→ Task details
Lines containing the word "same" are the ones to copy from the records below.

--- start Data for processing ---

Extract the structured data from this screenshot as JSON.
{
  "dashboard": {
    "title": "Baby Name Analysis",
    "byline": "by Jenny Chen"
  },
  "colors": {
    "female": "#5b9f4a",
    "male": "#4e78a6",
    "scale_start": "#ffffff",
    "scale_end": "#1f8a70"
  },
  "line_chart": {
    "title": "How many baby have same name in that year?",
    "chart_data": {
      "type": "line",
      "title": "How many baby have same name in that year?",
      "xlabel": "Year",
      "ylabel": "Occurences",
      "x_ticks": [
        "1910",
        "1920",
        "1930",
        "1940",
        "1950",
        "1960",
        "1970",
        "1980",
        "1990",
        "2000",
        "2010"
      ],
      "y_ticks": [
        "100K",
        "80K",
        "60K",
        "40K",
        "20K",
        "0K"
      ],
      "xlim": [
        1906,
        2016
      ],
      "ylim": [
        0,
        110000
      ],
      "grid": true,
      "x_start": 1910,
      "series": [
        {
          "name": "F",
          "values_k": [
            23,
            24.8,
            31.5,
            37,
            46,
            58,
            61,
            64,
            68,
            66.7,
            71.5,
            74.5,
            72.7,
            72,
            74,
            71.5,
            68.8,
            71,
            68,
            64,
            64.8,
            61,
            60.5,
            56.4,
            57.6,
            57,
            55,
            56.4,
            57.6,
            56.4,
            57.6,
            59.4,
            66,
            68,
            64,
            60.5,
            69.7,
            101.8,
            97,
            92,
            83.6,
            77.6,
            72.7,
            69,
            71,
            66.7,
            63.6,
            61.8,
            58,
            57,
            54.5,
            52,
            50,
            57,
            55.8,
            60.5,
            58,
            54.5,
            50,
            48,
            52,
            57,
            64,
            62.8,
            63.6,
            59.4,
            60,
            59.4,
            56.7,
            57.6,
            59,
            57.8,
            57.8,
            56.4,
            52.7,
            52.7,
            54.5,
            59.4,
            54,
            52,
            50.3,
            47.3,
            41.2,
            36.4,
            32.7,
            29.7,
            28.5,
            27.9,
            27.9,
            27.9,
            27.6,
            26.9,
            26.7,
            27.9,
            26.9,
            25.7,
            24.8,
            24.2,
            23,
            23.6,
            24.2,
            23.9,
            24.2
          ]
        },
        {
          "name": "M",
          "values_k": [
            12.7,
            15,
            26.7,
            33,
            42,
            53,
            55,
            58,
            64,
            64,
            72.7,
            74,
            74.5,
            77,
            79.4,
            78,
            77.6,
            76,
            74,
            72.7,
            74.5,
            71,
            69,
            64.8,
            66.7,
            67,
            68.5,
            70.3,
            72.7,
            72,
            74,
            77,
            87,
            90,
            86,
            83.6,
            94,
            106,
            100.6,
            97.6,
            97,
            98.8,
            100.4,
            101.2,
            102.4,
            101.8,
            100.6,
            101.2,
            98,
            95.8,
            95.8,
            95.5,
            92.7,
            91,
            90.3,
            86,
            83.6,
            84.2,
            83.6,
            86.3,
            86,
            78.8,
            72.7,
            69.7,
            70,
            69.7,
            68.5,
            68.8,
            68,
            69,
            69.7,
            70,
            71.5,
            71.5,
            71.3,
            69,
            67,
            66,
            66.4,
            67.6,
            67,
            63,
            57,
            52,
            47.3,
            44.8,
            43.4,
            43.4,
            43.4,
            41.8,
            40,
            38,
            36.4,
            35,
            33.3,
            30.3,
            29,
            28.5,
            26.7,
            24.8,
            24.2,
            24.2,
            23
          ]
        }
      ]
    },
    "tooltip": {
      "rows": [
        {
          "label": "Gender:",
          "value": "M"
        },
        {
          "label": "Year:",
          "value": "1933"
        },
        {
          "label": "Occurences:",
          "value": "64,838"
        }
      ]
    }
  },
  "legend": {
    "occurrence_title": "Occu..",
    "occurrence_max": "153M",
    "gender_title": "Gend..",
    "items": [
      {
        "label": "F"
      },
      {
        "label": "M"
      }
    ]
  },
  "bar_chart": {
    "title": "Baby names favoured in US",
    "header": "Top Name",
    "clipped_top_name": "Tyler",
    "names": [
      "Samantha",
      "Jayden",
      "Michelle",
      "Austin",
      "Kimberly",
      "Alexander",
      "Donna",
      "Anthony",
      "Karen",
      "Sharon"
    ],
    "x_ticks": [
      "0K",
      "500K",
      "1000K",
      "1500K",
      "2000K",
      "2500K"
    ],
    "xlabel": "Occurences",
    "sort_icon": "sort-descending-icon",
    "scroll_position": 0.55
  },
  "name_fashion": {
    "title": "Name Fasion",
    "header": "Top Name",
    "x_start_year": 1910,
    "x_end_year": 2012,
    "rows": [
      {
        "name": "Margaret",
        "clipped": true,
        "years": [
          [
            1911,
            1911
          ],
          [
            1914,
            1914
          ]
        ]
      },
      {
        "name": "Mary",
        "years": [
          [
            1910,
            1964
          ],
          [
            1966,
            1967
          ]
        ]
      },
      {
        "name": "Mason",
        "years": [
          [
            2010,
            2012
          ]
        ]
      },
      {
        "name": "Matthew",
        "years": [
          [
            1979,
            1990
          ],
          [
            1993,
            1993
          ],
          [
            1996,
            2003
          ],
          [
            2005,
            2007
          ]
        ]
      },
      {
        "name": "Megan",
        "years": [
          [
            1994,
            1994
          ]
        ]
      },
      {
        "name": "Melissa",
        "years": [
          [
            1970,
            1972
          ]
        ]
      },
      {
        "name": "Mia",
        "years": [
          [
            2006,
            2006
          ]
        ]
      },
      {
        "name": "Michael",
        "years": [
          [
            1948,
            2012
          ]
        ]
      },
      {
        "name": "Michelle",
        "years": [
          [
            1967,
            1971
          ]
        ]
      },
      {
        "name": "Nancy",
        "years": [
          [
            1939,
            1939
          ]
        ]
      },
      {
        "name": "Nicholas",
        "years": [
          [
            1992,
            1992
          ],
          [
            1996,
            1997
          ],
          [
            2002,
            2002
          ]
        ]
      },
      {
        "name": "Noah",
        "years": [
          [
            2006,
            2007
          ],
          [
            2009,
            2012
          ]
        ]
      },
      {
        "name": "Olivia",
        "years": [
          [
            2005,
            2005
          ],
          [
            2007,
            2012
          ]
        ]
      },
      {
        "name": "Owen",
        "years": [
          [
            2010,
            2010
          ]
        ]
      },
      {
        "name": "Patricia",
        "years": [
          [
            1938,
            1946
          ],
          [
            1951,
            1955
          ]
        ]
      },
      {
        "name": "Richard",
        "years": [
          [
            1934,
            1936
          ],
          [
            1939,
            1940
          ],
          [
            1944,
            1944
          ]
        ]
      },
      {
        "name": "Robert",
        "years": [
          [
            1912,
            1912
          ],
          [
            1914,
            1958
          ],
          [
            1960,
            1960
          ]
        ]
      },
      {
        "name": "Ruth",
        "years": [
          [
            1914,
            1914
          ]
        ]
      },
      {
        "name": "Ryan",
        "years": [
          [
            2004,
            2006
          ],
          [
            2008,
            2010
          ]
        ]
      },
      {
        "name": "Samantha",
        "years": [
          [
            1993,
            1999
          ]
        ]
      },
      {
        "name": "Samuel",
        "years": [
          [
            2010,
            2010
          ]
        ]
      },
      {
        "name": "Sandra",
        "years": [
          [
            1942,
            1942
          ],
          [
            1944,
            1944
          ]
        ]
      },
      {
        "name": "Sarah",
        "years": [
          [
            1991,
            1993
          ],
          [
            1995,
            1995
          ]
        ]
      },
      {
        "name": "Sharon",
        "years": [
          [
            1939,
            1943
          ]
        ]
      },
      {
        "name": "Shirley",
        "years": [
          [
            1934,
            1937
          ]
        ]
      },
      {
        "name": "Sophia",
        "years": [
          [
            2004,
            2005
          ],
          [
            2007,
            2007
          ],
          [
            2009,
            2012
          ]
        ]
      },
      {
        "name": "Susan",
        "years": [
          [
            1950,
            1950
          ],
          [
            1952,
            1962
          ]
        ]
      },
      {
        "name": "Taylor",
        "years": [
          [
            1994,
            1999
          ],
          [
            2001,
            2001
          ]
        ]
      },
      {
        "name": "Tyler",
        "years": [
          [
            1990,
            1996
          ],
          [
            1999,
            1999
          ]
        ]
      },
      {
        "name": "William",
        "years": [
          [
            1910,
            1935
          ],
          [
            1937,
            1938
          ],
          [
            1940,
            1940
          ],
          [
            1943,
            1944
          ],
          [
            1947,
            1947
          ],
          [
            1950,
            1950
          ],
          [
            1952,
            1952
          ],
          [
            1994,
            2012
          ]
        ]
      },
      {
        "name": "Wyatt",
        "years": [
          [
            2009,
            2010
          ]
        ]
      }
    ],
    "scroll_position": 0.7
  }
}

--- end Data for processing ---

→ Solution to the problem
    "title": "How many baby have same name in that year?",
      "title": "How many baby have same name in that year?",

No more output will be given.